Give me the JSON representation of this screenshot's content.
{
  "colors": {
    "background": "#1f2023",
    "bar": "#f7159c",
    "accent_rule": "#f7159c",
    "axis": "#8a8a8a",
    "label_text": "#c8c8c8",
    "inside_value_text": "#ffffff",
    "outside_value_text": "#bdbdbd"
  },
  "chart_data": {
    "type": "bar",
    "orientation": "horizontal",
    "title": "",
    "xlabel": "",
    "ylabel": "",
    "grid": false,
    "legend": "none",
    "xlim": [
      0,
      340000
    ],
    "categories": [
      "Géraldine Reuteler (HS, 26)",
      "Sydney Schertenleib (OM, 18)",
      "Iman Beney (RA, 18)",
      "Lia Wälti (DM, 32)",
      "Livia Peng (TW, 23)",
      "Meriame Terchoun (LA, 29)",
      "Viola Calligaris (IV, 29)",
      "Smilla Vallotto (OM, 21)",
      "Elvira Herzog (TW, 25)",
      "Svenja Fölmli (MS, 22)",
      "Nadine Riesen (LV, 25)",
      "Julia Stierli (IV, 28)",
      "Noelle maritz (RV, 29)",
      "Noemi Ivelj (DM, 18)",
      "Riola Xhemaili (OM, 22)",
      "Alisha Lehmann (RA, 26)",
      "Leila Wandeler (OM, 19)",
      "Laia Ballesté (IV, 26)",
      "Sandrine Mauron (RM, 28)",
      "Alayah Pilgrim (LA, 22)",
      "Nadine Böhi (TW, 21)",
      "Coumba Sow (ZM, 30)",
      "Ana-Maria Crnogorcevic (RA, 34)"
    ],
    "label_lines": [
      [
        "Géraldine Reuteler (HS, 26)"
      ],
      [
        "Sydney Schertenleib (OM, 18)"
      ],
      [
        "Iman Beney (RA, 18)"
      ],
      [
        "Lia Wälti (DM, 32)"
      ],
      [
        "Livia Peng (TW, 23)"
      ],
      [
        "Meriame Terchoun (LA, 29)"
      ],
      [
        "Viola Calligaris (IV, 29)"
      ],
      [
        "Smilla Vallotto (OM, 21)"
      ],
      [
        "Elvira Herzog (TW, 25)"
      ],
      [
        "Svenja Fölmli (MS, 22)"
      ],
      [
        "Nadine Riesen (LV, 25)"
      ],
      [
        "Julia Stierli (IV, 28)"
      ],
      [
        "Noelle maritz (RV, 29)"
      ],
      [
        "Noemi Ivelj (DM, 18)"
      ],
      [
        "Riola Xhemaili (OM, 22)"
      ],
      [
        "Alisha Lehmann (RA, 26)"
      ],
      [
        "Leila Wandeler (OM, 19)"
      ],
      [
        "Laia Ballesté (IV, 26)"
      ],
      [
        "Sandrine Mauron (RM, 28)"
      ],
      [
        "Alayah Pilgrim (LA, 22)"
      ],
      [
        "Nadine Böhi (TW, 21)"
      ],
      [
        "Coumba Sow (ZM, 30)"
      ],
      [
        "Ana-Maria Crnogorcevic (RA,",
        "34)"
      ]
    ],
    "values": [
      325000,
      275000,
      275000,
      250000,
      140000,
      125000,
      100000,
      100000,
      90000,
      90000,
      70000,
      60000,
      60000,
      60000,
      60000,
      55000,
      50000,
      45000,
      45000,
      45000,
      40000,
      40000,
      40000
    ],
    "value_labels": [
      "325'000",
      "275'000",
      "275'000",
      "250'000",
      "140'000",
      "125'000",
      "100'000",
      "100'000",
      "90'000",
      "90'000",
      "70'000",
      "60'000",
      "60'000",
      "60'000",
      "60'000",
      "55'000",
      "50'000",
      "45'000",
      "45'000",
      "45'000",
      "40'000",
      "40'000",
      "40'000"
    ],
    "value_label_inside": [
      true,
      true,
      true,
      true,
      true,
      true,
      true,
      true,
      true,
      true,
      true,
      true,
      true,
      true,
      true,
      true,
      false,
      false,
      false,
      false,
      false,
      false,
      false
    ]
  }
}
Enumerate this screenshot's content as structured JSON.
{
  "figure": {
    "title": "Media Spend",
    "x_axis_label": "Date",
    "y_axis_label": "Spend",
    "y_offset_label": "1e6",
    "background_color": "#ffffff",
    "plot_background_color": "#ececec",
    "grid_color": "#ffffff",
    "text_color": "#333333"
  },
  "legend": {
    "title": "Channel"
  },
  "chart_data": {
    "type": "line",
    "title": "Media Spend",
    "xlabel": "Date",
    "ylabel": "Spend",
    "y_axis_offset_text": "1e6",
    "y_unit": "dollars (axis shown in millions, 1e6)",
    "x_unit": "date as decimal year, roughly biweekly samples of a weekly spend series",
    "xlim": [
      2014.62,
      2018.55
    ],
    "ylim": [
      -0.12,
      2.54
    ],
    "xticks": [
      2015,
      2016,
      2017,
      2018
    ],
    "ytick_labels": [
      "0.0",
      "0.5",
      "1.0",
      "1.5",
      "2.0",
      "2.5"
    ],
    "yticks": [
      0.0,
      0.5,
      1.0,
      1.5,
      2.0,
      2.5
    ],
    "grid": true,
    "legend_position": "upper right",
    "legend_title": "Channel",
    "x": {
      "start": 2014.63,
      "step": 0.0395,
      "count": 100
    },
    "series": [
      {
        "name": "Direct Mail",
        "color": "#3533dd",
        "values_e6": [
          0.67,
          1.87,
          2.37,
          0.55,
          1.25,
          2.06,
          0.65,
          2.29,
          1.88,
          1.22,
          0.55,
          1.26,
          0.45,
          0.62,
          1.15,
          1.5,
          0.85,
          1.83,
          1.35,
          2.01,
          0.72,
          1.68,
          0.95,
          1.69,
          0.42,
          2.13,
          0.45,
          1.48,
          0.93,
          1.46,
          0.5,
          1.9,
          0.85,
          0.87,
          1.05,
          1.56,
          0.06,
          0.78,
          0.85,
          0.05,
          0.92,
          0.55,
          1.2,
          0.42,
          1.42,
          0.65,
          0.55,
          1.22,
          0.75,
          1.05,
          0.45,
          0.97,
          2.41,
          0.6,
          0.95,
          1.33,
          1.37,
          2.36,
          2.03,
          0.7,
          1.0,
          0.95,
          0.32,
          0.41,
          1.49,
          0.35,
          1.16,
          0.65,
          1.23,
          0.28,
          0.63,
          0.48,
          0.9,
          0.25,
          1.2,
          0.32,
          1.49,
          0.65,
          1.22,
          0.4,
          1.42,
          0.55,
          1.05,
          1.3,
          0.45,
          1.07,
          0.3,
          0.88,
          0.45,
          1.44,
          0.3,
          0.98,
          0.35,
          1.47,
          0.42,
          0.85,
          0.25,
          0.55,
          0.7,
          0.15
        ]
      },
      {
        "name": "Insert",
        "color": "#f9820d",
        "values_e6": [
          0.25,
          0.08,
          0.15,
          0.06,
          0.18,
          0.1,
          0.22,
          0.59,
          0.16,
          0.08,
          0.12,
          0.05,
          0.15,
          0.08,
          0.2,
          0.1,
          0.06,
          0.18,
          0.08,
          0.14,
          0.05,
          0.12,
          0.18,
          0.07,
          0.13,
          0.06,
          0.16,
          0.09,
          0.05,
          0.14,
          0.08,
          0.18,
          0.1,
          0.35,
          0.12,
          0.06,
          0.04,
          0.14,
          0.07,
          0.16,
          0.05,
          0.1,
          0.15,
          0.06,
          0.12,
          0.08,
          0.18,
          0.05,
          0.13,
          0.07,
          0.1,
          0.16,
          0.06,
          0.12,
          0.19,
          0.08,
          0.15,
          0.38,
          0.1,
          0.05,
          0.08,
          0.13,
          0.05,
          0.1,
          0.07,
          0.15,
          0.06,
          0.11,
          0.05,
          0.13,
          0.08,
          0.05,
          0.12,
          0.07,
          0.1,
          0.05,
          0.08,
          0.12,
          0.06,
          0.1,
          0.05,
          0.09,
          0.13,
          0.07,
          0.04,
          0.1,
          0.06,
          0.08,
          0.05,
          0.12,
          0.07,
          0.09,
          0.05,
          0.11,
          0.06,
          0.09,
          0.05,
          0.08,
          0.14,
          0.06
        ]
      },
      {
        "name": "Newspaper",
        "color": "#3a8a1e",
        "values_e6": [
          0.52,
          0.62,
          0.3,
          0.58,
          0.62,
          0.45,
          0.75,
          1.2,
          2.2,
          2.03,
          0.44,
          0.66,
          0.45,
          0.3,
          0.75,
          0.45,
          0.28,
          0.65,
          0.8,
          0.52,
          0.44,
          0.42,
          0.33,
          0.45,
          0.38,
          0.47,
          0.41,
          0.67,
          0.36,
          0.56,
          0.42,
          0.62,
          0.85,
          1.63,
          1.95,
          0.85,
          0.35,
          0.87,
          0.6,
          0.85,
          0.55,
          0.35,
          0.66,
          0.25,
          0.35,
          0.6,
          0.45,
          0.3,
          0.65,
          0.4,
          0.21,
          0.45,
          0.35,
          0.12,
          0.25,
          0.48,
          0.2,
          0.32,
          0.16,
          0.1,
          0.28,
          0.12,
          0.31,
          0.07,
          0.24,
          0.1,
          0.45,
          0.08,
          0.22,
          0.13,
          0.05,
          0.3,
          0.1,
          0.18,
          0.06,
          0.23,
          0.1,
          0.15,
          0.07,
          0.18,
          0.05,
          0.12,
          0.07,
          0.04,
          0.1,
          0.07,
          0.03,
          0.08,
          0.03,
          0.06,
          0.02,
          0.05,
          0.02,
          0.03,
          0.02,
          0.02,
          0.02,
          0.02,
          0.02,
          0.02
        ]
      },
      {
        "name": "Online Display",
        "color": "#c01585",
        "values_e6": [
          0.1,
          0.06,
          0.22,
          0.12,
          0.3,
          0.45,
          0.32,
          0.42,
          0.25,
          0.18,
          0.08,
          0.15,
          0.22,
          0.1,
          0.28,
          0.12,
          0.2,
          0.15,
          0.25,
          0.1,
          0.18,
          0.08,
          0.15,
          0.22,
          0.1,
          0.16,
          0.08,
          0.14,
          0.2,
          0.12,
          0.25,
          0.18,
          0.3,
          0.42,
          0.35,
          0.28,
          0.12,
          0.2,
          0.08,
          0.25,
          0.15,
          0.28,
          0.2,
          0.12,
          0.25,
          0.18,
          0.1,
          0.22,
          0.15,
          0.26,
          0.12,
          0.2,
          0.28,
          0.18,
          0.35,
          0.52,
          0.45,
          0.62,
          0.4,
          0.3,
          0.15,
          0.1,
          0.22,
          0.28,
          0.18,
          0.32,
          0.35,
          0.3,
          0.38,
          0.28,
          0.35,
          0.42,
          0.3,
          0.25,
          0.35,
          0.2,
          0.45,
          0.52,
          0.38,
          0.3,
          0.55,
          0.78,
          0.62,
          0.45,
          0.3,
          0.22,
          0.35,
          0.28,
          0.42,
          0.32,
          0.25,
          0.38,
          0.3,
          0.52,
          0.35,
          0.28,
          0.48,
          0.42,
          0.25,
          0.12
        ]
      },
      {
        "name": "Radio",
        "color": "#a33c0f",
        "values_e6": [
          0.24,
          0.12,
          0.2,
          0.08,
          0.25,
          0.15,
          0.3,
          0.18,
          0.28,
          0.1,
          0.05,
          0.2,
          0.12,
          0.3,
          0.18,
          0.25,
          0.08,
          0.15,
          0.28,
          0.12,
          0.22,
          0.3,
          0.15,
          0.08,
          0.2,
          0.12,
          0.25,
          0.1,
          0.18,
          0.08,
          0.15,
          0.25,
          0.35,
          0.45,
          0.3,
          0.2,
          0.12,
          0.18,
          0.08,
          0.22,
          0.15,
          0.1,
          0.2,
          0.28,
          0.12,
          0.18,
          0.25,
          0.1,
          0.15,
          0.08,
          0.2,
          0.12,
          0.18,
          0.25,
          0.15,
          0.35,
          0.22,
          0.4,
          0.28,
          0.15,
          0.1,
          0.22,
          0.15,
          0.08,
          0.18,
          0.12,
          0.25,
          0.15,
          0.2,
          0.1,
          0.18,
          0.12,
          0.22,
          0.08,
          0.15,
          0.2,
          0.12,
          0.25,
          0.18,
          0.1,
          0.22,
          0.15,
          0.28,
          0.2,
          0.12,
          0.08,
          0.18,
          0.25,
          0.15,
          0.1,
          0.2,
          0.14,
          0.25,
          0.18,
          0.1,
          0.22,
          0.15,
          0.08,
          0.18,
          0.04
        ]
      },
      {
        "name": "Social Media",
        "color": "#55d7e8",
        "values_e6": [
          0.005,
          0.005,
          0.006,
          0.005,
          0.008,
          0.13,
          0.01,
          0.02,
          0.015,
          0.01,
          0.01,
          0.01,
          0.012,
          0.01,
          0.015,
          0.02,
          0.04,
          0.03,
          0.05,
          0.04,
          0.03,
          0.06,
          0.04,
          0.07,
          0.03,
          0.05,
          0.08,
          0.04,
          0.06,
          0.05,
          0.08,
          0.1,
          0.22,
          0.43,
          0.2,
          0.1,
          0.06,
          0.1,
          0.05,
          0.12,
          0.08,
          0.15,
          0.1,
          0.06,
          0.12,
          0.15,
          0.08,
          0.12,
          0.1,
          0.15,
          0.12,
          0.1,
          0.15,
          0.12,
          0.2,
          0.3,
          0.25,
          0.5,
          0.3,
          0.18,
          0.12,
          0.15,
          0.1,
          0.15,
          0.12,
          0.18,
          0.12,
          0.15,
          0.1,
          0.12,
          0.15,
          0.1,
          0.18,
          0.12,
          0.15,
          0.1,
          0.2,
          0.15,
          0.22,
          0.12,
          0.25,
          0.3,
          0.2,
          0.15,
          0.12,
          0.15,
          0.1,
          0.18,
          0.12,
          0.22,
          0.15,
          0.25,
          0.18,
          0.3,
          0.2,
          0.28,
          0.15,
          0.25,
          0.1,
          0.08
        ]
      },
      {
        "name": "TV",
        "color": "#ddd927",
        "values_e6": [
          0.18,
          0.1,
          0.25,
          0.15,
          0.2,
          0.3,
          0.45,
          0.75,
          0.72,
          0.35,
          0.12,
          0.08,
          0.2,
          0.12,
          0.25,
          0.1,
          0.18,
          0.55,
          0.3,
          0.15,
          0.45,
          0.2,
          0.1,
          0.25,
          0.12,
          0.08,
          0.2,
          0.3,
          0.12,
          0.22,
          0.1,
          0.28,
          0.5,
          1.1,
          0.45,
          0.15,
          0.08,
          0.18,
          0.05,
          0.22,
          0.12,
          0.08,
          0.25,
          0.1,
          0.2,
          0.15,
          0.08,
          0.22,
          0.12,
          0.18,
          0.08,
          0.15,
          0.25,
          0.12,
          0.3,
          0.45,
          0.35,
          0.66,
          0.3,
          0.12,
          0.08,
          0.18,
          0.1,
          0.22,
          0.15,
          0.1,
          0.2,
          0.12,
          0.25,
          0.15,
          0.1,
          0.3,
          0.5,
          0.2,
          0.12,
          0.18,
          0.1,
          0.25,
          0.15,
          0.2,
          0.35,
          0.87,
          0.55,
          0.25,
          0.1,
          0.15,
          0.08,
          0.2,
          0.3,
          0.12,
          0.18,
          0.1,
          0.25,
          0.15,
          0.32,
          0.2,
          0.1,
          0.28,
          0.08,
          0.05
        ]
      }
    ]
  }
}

═══

- **Short exercise**:
Filter the entries and copy out every line with the word "Viola".

- **Answer to this exercise**:
      "Viola Calligaris (IV, 29)",
        "Viola Calligaris (IV, 29)"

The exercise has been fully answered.